Objective: All the data must come back unchanged, except that pictures are left out.

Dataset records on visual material
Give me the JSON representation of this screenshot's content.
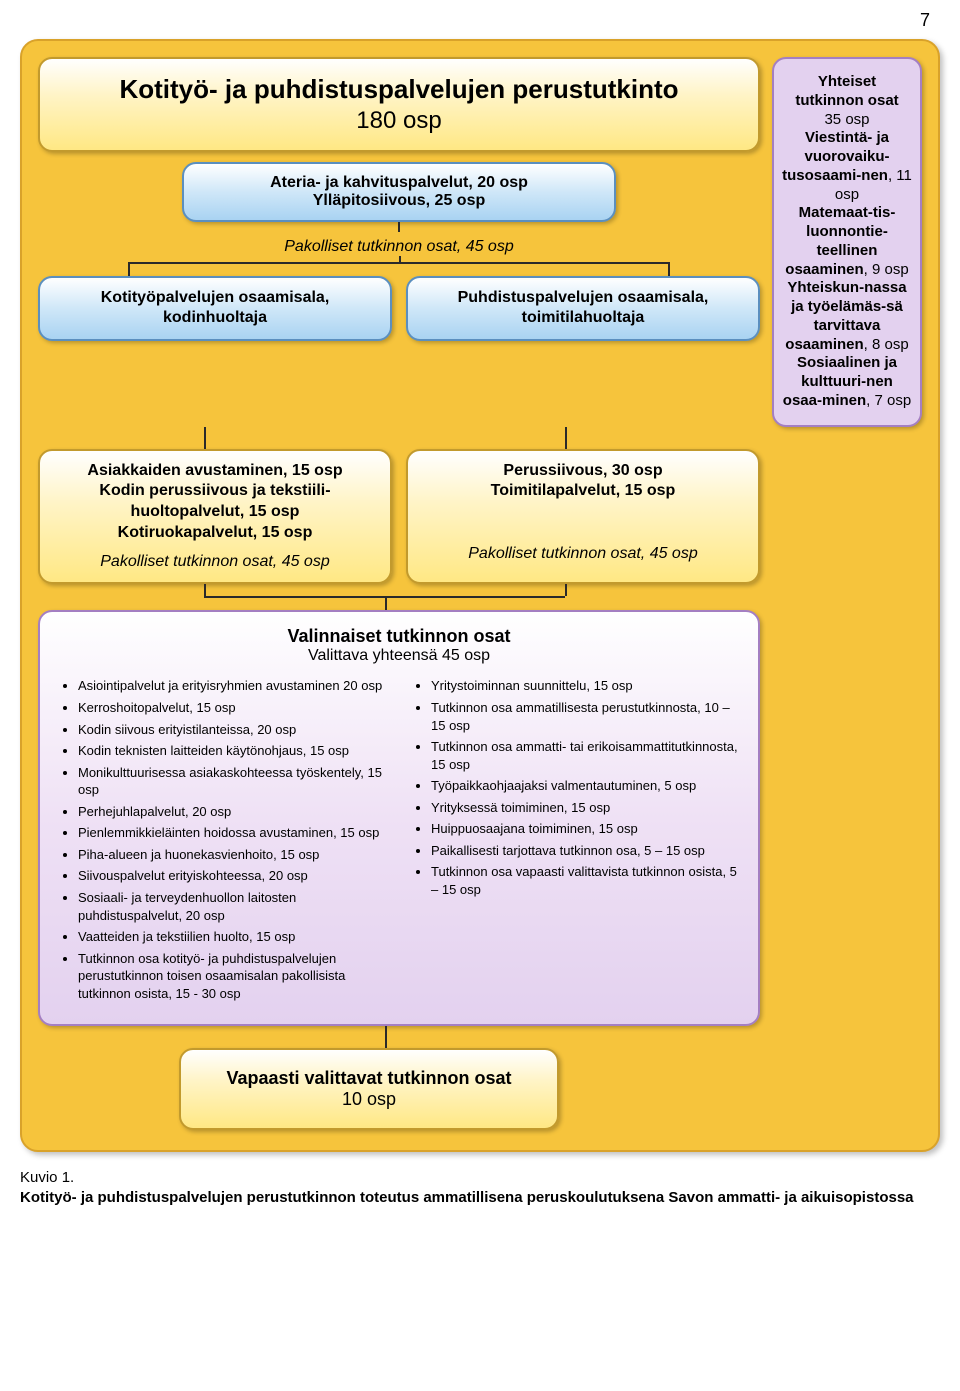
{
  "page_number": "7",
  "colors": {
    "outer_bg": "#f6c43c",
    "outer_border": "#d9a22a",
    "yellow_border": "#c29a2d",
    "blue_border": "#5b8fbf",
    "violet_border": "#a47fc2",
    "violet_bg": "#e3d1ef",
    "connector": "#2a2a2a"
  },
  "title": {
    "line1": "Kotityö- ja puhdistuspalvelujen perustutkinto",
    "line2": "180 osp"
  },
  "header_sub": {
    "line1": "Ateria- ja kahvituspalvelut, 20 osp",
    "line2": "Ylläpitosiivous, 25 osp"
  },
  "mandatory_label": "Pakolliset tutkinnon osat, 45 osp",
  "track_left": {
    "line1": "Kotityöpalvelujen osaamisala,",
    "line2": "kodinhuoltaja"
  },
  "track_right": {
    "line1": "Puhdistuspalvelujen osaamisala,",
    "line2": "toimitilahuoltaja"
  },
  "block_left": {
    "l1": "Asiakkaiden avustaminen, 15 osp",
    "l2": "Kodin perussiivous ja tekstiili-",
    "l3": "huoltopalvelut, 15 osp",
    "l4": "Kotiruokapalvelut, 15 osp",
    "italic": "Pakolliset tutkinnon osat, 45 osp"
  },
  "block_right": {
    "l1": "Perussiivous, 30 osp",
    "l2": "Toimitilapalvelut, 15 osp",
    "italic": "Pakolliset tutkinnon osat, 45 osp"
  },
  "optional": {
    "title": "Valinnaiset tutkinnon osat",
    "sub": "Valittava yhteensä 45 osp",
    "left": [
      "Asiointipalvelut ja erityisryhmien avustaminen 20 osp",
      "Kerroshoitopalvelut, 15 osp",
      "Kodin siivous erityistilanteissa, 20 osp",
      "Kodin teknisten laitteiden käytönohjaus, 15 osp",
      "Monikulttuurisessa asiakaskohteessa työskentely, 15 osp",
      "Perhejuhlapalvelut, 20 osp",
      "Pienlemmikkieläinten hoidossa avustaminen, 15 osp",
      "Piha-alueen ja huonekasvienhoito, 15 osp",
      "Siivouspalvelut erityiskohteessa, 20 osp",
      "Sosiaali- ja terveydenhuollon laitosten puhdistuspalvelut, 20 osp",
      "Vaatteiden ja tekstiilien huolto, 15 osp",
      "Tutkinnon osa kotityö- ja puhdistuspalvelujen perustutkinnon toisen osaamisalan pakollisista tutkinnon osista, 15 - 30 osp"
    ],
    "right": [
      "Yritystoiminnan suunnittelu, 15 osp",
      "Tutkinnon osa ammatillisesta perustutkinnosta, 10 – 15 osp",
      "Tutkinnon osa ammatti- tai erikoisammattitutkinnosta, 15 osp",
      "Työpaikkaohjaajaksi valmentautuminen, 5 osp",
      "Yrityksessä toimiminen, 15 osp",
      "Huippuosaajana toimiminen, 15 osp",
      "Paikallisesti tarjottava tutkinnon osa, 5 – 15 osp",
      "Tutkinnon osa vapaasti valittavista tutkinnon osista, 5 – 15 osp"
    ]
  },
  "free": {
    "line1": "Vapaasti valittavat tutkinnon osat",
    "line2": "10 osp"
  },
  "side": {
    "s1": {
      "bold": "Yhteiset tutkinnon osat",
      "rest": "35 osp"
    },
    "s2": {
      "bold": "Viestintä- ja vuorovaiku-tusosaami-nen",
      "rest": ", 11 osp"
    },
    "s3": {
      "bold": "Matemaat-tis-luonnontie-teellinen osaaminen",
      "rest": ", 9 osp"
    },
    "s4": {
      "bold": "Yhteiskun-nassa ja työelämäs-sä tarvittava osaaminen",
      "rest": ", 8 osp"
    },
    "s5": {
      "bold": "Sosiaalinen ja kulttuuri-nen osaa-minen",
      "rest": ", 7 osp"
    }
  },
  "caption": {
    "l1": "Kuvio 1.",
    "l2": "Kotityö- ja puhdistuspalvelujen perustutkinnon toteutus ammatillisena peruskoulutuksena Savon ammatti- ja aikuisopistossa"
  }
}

Solution to this task:
Give me the JSON representation of this screenshot's content.
{
  "page_number": "7",
  "colors": {
    "outer_bg": "#f6c43c",
    "outer_border": "#d9a22a",
    "yellow_border": "#c29a2d",
    "blue_border": "#5b8fbf",
    "violet_border": "#a47fc2",
    "violet_bg": "#e3d1ef",
    "connector": "#2a2a2a"
  },
  "title": {
    "line1": "Kotityö- ja puhdistuspalvelujen perustutkinto",
    "line2": "180 osp"
  },
  "header_sub": {
    "line1": "Ateria- ja kahvituspalvelut, 20 osp",
    "line2": "Ylläpitosiivous, 25 osp"
  },
  "mandatory_label": "Pakolliset tutkinnon osat, 45 osp",
  "track_left": {
    "line1": "Kotityöpalvelujen osaamisala,",
    "line2": "kodinhuoltaja"
  },
  "track_right": {
    "line1": "Puhdistuspalvelujen osaamisala,",
    "line2": "toimitilahuoltaja"
  },
  "block_left": {
    "l1": "Asiakkaiden avustaminen, 15 osp",
    "l2": "Kodin perussiivous ja tekstiili-",
    "l3": "huoltopalvelut, 15 osp",
    "l4": "Kotiruokapalvelut, 15 osp",
    "italic": "Pakolliset tutkinnon osat, 45 osp"
  },
  "block_right": {
    "l1": "Perussiivous, 30 osp",
    "l2": "Toimitilapalvelut, 15 osp",
    "italic": "Pakolliset tutkinnon osat, 45 osp"
  },
  "optional": {
    "title": "Valinnaiset tutkinnon osat",
    "sub": "Valittava yhteensä 45 osp",
    "left": [
      "Asiointipalvelut ja erityisryhmien avustaminen 20 osp",
      "Kerroshoitopalvelut, 15 osp",
      "Kodin siivous erityistilanteissa, 20 osp",
      "Kodin teknisten laitteiden käytönohjaus, 15 osp",
      "Monikulttuurisessa asiakaskohteessa työskentely, 15 osp",
      "Perhejuhlapalvelut, 20 osp",
      "Pienlemmikkieläinten hoidossa avustaminen, 15 osp",
      "Piha-alueen ja huonekasvienhoito, 15 osp",
      "Siivouspalvelut erityiskohteessa, 20 osp",
      "Sosiaali- ja terveydenhuollon laitosten puhdistuspalvelut, 20 osp",
      "Vaatteiden ja tekstiilien huolto, 15 osp",
      "Tutkinnon osa kotityö- ja puhdistuspalvelujen perustutkinnon toisen osaamisalan pakollisista tutkinnon osista, 15 - 30 osp"
    ],
    "right": [
      "Yritystoiminnan suunnittelu, 15 osp",
      "Tutkinnon osa ammatillisesta perustutkinnosta, 10 – 15 osp",
      "Tutkinnon osa ammatti- tai erikoisammattitutkinnosta, 15 osp",
      "Työpaikkaohjaajaksi valmentautuminen, 5 osp",
      "Yrityksessä toimiminen, 15 osp",
      "Huippuosaajana toimiminen, 15 osp",
      "Paikallisesti tarjottava tutkinnon osa, 5 – 15 osp",
      "Tutkinnon osa vapaasti valittavista tutkinnon osista, 5 – 15 osp"
    ]
  },
  "free": {
    "line1": "Vapaasti valittavat tutkinnon osat",
    "line2": "10 osp"
  },
  "side": {
    "s1": {
      "bold": "Yhteiset tutkinnon osat",
      "rest": "35 osp"
    },
    "s2": {
      "bold": "Viestintä- ja vuorovaiku-tusosaami-nen",
      "rest": ", 11 osp"
    },
    "s3": {
      "bold": "Matemaat-tis-luonnontie-teellinen osaaminen",
      "rest": ", 9 osp"
    },
    "s4": {
      "bold": "Yhteiskun-nassa ja työelämäs-sä tarvittava osaaminen",
      "rest": ", 8 osp"
    },
    "s5": {
      "bold": "Sosiaalinen ja kulttuuri-nen osaa-minen",
      "rest": ", 7 osp"
    }
  },
  "caption": {
    "l1": "Kuvio 1.",
    "l2": "Kotityö- ja puhdistuspalvelujen perustutkinnon toteutus ammatillisena peruskoulutuksena Savon ammatti- ja aikuisopistossa"
  }
}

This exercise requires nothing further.